▶ [Written request] Write out the material exactly, without any of its pictures.

▶ [Provided records]

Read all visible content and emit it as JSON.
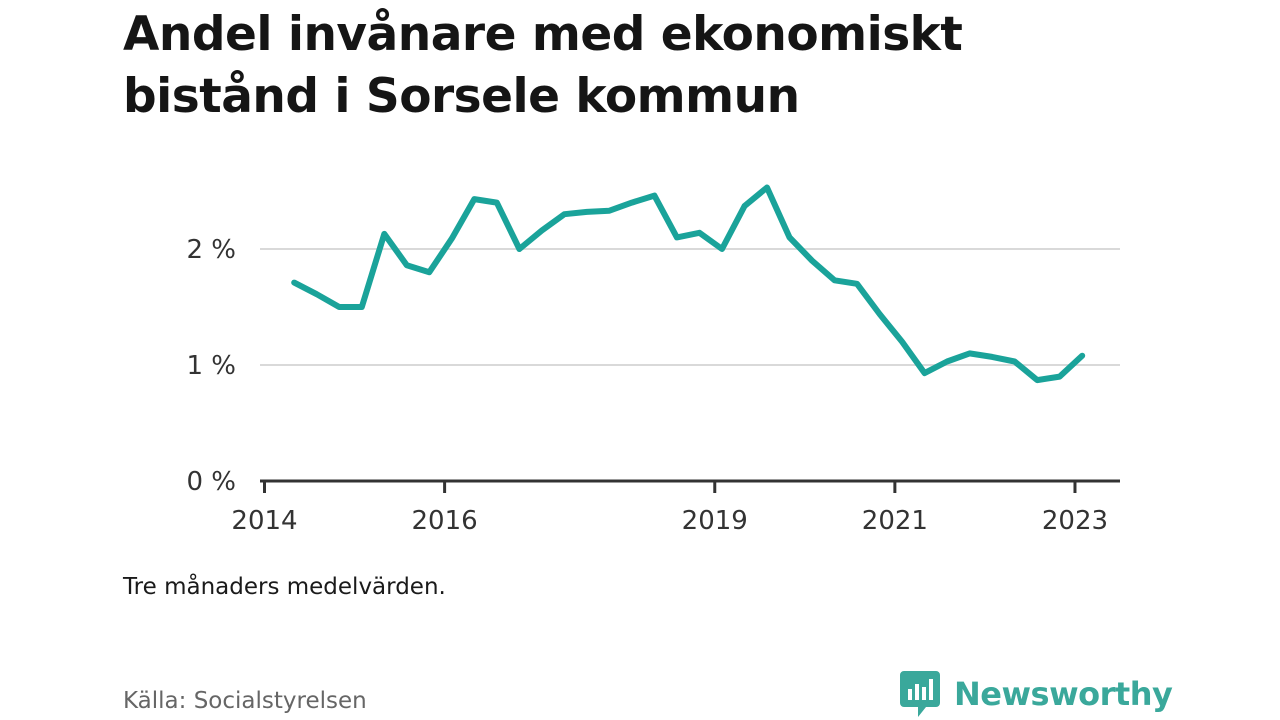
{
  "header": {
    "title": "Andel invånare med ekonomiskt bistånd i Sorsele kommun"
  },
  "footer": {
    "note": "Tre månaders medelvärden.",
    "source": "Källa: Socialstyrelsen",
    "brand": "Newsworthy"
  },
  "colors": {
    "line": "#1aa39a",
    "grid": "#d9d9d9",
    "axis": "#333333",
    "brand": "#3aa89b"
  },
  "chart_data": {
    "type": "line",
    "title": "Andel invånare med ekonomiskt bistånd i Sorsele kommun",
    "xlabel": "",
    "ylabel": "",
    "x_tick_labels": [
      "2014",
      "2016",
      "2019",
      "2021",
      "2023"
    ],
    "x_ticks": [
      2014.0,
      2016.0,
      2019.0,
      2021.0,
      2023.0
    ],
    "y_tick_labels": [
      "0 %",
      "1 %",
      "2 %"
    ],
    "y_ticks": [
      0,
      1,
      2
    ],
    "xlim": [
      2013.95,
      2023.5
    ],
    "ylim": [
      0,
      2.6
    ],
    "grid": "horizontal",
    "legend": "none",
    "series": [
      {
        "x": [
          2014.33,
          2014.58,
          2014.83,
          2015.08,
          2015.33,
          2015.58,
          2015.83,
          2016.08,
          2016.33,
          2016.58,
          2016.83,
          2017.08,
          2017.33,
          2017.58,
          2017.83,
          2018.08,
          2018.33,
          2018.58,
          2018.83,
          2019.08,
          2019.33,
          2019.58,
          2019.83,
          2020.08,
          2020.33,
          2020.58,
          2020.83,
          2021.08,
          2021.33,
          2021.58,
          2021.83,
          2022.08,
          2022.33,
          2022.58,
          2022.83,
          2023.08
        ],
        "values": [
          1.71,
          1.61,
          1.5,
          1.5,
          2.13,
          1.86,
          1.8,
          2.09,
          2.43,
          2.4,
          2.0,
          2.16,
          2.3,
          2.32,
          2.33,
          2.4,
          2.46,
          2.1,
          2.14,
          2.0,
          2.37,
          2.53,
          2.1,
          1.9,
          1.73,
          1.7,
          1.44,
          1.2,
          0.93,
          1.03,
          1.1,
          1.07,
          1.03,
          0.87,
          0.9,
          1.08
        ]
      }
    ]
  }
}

▶ [Answer to the exercise]
Read all visible content and emit it as JSON.
{
  "header": {
    "title": "Andel invånare med ekonomiskt bistånd i Sorsele kommun"
  },
  "footer": {
    "note": "Tre månaders medelvärden.",
    "source": "Källa: Socialstyrelsen",
    "brand": "Newsworthy"
  },
  "colors": {
    "line": "#1aa39a",
    "grid": "#d9d9d9",
    "axis": "#333333",
    "brand": "#3aa89b"
  },
  "chart_data": {
    "type": "line",
    "title": "Andel invånare med ekonomiskt bistånd i Sorsele kommun",
    "xlabel": "",
    "ylabel": "",
    "x_tick_labels": [
      "2014",
      "2016",
      "2019",
      "2021",
      "2023"
    ],
    "x_ticks": [
      2014.0,
      2016.0,
      2019.0,
      2021.0,
      2023.0
    ],
    "y_tick_labels": [
      "0 %",
      "1 %",
      "2 %"
    ],
    "y_ticks": [
      0,
      1,
      2
    ],
    "xlim": [
      2013.95,
      2023.5
    ],
    "ylim": [
      0,
      2.6
    ],
    "grid": "horizontal",
    "legend": "none",
    "series": [
      {
        "x": [
          2014.33,
          2014.58,
          2014.83,
          2015.08,
          2015.33,
          2015.58,
          2015.83,
          2016.08,
          2016.33,
          2016.58,
          2016.83,
          2017.08,
          2017.33,
          2017.58,
          2017.83,
          2018.08,
          2018.33,
          2018.58,
          2018.83,
          2019.08,
          2019.33,
          2019.58,
          2019.83,
          2020.08,
          2020.33,
          2020.58,
          2020.83,
          2021.08,
          2021.33,
          2021.58,
          2021.83,
          2022.08,
          2022.33,
          2022.58,
          2022.83,
          2023.08
        ],
        "values": [
          1.71,
          1.61,
          1.5,
          1.5,
          2.13,
          1.86,
          1.8,
          2.09,
          2.43,
          2.4,
          2.0,
          2.16,
          2.3,
          2.32,
          2.33,
          2.4,
          2.46,
          2.1,
          2.14,
          2.0,
          2.37,
          2.53,
          2.1,
          1.9,
          1.73,
          1.7,
          1.44,
          1.2,
          0.93,
          1.03,
          1.1,
          1.07,
          1.03,
          0.87,
          0.9,
          1.08
        ]
      }
    ]
  }
}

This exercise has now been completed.